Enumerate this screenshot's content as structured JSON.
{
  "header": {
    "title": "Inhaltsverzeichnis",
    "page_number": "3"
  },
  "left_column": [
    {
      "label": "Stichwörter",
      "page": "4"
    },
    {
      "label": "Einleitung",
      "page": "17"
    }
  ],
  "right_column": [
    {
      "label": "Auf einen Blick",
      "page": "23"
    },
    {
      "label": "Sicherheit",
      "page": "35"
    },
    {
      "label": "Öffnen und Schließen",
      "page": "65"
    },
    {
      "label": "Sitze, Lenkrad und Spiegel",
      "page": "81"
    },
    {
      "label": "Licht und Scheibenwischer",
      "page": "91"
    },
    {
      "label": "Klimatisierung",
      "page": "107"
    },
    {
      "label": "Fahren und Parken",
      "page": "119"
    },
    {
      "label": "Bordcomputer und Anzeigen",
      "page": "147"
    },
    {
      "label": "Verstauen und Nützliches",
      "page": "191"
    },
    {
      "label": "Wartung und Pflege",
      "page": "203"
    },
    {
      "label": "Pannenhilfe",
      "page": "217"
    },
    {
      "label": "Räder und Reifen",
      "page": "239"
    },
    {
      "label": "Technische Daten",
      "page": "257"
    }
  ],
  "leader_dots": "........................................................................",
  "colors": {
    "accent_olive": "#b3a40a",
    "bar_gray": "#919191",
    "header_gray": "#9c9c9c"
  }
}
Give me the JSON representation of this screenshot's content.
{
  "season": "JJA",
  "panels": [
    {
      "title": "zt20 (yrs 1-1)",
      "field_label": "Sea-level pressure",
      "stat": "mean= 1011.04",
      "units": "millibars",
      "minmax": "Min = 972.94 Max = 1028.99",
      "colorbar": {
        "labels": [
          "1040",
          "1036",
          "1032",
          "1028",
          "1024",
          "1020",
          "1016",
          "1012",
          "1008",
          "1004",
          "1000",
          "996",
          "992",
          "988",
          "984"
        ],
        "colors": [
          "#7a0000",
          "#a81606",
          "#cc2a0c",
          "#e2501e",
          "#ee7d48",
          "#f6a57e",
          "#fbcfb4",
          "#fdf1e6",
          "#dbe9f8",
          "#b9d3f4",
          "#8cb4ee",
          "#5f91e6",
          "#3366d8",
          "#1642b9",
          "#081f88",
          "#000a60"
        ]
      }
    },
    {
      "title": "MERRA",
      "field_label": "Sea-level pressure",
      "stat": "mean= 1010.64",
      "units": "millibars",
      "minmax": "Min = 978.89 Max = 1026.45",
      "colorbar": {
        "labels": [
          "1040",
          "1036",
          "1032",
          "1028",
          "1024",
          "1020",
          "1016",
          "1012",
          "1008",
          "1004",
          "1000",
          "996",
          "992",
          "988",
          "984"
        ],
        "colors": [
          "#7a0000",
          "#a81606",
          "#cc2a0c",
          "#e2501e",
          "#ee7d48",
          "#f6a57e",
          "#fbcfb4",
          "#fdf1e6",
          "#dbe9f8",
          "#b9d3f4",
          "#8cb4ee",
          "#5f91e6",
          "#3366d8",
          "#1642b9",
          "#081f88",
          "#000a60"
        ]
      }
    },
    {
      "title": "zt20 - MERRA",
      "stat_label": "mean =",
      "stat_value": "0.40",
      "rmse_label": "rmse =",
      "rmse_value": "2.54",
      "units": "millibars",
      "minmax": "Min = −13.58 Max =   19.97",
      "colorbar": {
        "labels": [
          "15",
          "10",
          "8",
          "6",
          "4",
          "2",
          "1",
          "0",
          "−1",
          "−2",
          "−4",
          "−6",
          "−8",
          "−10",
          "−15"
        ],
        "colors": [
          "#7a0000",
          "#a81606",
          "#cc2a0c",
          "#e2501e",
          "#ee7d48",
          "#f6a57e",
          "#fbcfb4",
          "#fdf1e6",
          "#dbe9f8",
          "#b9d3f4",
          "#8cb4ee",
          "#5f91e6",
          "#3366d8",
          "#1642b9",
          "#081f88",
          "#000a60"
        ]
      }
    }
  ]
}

---------------

## What you will do
Write out every entry above, word for word.

## The answer
Enumerate this screenshot's content as structured JSON.
{
  "header": {
    "title": "Inhaltsverzeichnis",
    "page_number": "3"
  },
  "left_column": [
    {
      "label": "Stichwörter",
      "page": "4"
    },
    {
      "label": "Einleitung",
      "page": "17"
    }
  ],
  "right_column": [
    {
      "label": "Auf einen Blick",
      "page": "23"
    },
    {
      "label": "Sicherheit",
      "page": "35"
    },
    {
      "label": "Öffnen und Schließen",
      "page": "65"
    },
    {
      "label": "Sitze, Lenkrad und Spiegel",
      "page": "81"
    },
    {
      "label": "Licht und Scheibenwischer",
      "page": "91"
    },
    {
      "label": "Klimatisierung",
      "page": "107"
    },
    {
      "label": "Fahren und Parken",
      "page": "119"
    },
    {
      "label": "Bordcomputer und Anzeigen",
      "page": "147"
    },
    {
      "label": "Verstauen und Nützliches",
      "page": "191"
    },
    {
      "label": "Wartung und Pflege",
      "page": "203"
    },
    {
      "label": "Pannenhilfe",
      "page": "217"
    },
    {
      "label": "Räder und Reifen",
      "page": "239"
    },
    {
      "label": "Technische Daten",
      "page": "257"
    }
  ],
  "leader_dots": "........................................................................",
  "colors": {
    "accent_olive": "#b3a40a",
    "bar_gray": "#919191",
    "header_gray": "#9c9c9c"
  }
}
Give me the JSON representation of this screenshot's content.
{
  "season": "JJA",
  "panels": [
    {
      "title": "zt20 (yrs 1-1)",
      "field_label": "Sea-level pressure",
      "stat": "mean= 1011.04",
      "units": "millibars",
      "minmax": "Min = 972.94 Max = 1028.99",
      "colorbar": {
        "labels": [
          "1040",
          "1036",
          "1032",
          "1028",
          "1024",
          "1020",
          "1016",
          "1012",
          "1008",
          "1004",
          "1000",
          "996",
          "992",
          "988",
          "984"
        ],
        "colors": [
          "#7a0000",
          "#a81606",
          "#cc2a0c",
          "#e2501e",
          "#ee7d48",
          "#f6a57e",
          "#fbcfb4",
          "#fdf1e6",
          "#dbe9f8",
          "#b9d3f4",
          "#8cb4ee",
          "#5f91e6",
          "#3366d8",
          "#1642b9",
          "#081f88",
          "#000a60"
        ]
      }
    },
    {
      "title": "MERRA",
      "field_label": "Sea-level pressure",
      "stat": "mean= 1010.64",
      "units": "millibars",
      "minmax": "Min = 978.89 Max = 1026.45",
      "colorbar": {
        "labels": [
          "1040",
          "1036",
          "1032",
          "1028",
          "1024",
          "1020",
          "1016",
          "1012",
          "1008",
          "1004",
          "1000",
          "996",
          "992",
          "988",
          "984"
        ],
        "colors": [
          "#7a0000",
          "#a81606",
          "#cc2a0c",
          "#e2501e",
          "#ee7d48",
          "#f6a57e",
          "#fbcfb4",
          "#fdf1e6",
          "#dbe9f8",
          "#b9d3f4",
          "#8cb4ee",
          "#5f91e6",
          "#3366d8",
          "#1642b9",
          "#081f88",
          "#000a60"
        ]
      }
    },
    {
      "title": "zt20 - MERRA",
      "stat_label": "mean =",
      "stat_value": "0.40",
      "rmse_label": "rmse =",
      "rmse_value": "2.54",
      "units": "millibars",
      "minmax": "Min = −13.58 Max =   19.97",
      "colorbar": {
        "labels": [
          "15",
          "10",
          "8",
          "6",
          "4",
          "2",
          "1",
          "0",
          "−1",
          "−2",
          "−4",
          "−6",
          "−8",
          "−10",
          "−15"
        ],
        "colors": [
          "#7a0000",
          "#a81606",
          "#cc2a0c",
          "#e2501e",
          "#ee7d48",
          "#f6a57e",
          "#fbcfb4",
          "#fdf1e6",
          "#dbe9f8",
          "#b9d3f4",
          "#8cb4ee",
          "#5f91e6",
          "#3366d8",
          "#1642b9",
          "#081f88",
          "#000a60"
        ]
      }
    }
  ]
}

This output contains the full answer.